--- BEGIN ---

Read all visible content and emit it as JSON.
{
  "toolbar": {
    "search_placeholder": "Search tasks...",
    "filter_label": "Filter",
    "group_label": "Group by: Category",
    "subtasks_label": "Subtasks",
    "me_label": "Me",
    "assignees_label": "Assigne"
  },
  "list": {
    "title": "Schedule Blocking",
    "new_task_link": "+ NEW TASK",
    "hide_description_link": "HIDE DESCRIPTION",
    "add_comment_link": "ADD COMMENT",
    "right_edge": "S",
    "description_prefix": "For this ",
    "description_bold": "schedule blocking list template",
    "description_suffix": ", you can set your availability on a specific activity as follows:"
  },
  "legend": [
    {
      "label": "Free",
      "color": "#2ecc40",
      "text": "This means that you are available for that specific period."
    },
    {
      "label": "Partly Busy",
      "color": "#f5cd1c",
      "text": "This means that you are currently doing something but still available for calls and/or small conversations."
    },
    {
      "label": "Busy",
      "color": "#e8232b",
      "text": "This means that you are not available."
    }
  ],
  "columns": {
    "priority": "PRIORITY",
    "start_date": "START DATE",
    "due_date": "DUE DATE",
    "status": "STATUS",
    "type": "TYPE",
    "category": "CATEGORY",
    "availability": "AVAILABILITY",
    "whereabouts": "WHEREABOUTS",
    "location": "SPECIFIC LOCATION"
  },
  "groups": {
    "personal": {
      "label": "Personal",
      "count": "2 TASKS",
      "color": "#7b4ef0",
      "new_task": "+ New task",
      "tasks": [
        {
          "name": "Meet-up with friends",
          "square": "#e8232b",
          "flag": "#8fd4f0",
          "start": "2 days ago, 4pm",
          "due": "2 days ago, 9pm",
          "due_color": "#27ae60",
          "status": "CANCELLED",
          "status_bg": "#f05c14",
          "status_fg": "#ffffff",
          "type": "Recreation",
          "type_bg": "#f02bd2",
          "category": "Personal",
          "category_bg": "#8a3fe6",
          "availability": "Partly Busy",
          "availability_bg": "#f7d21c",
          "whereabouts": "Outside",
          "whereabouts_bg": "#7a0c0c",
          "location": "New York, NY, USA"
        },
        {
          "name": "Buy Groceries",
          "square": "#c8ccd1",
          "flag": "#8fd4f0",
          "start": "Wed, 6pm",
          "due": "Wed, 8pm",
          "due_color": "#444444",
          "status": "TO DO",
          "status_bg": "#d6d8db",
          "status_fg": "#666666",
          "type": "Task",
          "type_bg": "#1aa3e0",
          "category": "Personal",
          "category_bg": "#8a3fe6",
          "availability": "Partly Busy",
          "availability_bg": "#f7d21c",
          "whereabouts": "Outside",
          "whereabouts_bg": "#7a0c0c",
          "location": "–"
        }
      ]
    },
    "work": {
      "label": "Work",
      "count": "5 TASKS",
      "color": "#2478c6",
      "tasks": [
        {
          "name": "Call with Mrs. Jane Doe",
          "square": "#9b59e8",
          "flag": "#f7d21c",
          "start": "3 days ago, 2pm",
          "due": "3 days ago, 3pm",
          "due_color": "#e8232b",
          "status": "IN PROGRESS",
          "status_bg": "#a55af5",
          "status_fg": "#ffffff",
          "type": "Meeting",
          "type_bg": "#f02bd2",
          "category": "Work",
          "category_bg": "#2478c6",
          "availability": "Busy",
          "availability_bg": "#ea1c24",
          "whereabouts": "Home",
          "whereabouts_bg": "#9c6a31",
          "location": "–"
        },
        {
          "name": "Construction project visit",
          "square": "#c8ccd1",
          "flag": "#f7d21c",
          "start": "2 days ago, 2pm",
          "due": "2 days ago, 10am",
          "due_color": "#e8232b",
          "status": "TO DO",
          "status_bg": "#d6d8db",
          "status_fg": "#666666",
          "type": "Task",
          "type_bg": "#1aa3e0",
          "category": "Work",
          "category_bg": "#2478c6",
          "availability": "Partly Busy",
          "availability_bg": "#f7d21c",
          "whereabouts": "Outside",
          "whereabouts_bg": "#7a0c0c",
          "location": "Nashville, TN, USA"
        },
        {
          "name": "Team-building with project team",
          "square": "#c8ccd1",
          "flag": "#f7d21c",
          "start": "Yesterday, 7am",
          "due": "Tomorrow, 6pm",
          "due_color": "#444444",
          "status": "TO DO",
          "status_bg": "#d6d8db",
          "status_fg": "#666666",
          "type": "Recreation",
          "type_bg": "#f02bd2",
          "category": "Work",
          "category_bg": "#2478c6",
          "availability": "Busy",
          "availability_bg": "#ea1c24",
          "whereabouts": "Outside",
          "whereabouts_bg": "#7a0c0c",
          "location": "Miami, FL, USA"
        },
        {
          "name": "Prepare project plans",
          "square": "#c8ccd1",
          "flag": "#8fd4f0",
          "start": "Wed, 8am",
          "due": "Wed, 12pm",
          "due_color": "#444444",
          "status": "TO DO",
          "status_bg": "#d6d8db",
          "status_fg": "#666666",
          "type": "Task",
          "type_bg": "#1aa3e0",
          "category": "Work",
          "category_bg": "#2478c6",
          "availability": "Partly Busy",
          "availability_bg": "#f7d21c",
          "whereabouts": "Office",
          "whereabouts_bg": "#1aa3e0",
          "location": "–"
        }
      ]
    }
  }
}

--- END ---

# [INSTRUCTION]
Write out every entry again, keeping each line exactly the same.

# [EXPECTED ANSWER]
Read all visible content and emit it as JSON.
{
  "toolbar": {
    "search_placeholder": "Search tasks...",
    "filter_label": "Filter",
    "group_label": "Group by: Category",
    "subtasks_label": "Subtasks",
    "me_label": "Me",
    "assignees_label": "Assigne"
  },
  "list": {
    "title": "Schedule Blocking",
    "new_task_link": "+ NEW TASK",
    "hide_description_link": "HIDE DESCRIPTION",
    "add_comment_link": "ADD COMMENT",
    "right_edge": "S",
    "description_prefix": "For this ",
    "description_bold": "schedule blocking list template",
    "description_suffix": ", you can set your availability on a specific activity as follows:"
  },
  "legend": [
    {
      "label": "Free",
      "color": "#2ecc40",
      "text": "This means that you are available for that specific period."
    },
    {
      "label": "Partly Busy",
      "color": "#f5cd1c",
      "text": "This means that you are currently doing something but still available for calls and/or small conversations."
    },
    {
      "label": "Busy",
      "color": "#e8232b",
      "text": "This means that you are not available."
    }
  ],
  "columns": {
    "priority": "PRIORITY",
    "start_date": "START DATE",
    "due_date": "DUE DATE",
    "status": "STATUS",
    "type": "TYPE",
    "category": "CATEGORY",
    "availability": "AVAILABILITY",
    "whereabouts": "WHEREABOUTS",
    "location": "SPECIFIC LOCATION"
  },
  "groups": {
    "personal": {
      "label": "Personal",
      "count": "2 TASKS",
      "color": "#7b4ef0",
      "new_task": "+ New task",
      "tasks": [
        {
          "name": "Meet-up with friends",
          "square": "#e8232b",
          "flag": "#8fd4f0",
          "start": "2 days ago, 4pm",
          "due": "2 days ago, 9pm",
          "due_color": "#27ae60",
          "status": "CANCELLED",
          "status_bg": "#f05c14",
          "status_fg": "#ffffff",
          "type": "Recreation",
          "type_bg": "#f02bd2",
          "category": "Personal",
          "category_bg": "#8a3fe6",
          "availability": "Partly Busy",
          "availability_bg": "#f7d21c",
          "whereabouts": "Outside",
          "whereabouts_bg": "#7a0c0c",
          "location": "New York, NY, USA"
        },
        {
          "name": "Buy Groceries",
          "square": "#c8ccd1",
          "flag": "#8fd4f0",
          "start": "Wed, 6pm",
          "due": "Wed, 8pm",
          "due_color": "#444444",
          "status": "TO DO",
          "status_bg": "#d6d8db",
          "status_fg": "#666666",
          "type": "Task",
          "type_bg": "#1aa3e0",
          "category": "Personal",
          "category_bg": "#8a3fe6",
          "availability": "Partly Busy",
          "availability_bg": "#f7d21c",
          "whereabouts": "Outside",
          "whereabouts_bg": "#7a0c0c",
          "location": "–"
        }
      ]
    },
    "work": {
      "label": "Work",
      "count": "5 TASKS",
      "color": "#2478c6",
      "tasks": [
        {
          "name": "Call with Mrs. Jane Doe",
          "square": "#9b59e8",
          "flag": "#f7d21c",
          "start": "3 days ago, 2pm",
          "due": "3 days ago, 3pm",
          "due_color": "#e8232b",
          "status": "IN PROGRESS",
          "status_bg": "#a55af5",
          "status_fg": "#ffffff",
          "type": "Meeting",
          "type_bg": "#f02bd2",
          "category": "Work",
          "category_bg": "#2478c6",
          "availability": "Busy",
          "availability_bg": "#ea1c24",
          "whereabouts": "Home",
          "whereabouts_bg": "#9c6a31",
          "location": "–"
        },
        {
          "name": "Construction project visit",
          "square": "#c8ccd1",
          "flag": "#f7d21c",
          "start": "2 days ago, 2pm",
          "due": "2 days ago, 10am",
          "due_color": "#e8232b",
          "status": "TO DO",
          "status_bg": "#d6d8db",
          "status_fg": "#666666",
          "type": "Task",
          "type_bg": "#1aa3e0",
          "category": "Work",
          "category_bg": "#2478c6",
          "availability": "Partly Busy",
          "availability_bg": "#f7d21c",
          "whereabouts": "Outside",
          "whereabouts_bg": "#7a0c0c",
          "location": "Nashville, TN, USA"
        },
        {
          "name": "Team-building with project team",
          "square": "#c8ccd1",
          "flag": "#f7d21c",
          "start": "Yesterday, 7am",
          "due": "Tomorrow, 6pm",
          "due_color": "#444444",
          "status": "TO DO",
          "status_bg": "#d6d8db",
          "status_fg": "#666666",
          "type": "Recreation",
          "type_bg": "#f02bd2",
          "category": "Work",
          "category_bg": "#2478c6",
          "availability": "Busy",
          "availability_bg": "#ea1c24",
          "whereabouts": "Outside",
          "whereabouts_bg": "#7a0c0c",
          "location": "Miami, FL, USA"
        },
        {
          "name": "Prepare project plans",
          "square": "#c8ccd1",
          "flag": "#8fd4f0",
          "start": "Wed, 8am",
          "due": "Wed, 12pm",
          "due_color": "#444444",
          "status": "TO DO",
          "status_bg": "#d6d8db",
          "status_fg": "#666666",
          "type": "Task",
          "type_bg": "#1aa3e0",
          "category": "Work",
          "category_bg": "#2478c6",
          "availability": "Partly Busy",
          "availability_bg": "#f7d21c",
          "whereabouts": "Office",
          "whereabouts_bg": "#1aa3e0",
          "location": "–"
        }
      ]
    }
  }
}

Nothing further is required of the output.